*YOUR OBJECTIVE*:
Would you please copy every line below that includes the string "parecidos"?

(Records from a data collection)
======

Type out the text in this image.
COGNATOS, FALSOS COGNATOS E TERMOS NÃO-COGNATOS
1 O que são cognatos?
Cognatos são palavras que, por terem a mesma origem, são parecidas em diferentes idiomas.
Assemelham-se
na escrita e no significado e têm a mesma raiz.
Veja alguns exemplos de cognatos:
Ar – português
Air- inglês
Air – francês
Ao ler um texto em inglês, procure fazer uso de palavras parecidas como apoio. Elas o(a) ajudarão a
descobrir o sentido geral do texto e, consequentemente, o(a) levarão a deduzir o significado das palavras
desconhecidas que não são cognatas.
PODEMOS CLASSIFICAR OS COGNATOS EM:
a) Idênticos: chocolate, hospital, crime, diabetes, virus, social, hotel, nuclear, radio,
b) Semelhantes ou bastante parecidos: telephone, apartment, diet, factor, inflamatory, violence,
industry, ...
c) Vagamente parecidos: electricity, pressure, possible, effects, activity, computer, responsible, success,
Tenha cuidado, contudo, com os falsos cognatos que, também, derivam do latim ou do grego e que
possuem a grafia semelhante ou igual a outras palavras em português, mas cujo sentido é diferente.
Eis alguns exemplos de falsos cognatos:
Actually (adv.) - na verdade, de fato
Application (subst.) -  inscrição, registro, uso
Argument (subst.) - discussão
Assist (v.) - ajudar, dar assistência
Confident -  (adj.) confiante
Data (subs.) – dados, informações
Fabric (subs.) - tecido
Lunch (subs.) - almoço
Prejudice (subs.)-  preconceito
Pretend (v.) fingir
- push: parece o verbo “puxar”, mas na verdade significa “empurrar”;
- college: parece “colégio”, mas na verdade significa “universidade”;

======

*SOLUTION TO THE PROBLEM*:
b) Semelhantes ou bastante parecidos: telephone, apartment, diet, factor, inflamatory, violence,
c) Vagamente parecidos: electricity, pressure, possible, effects, activity, computer, responsible, success,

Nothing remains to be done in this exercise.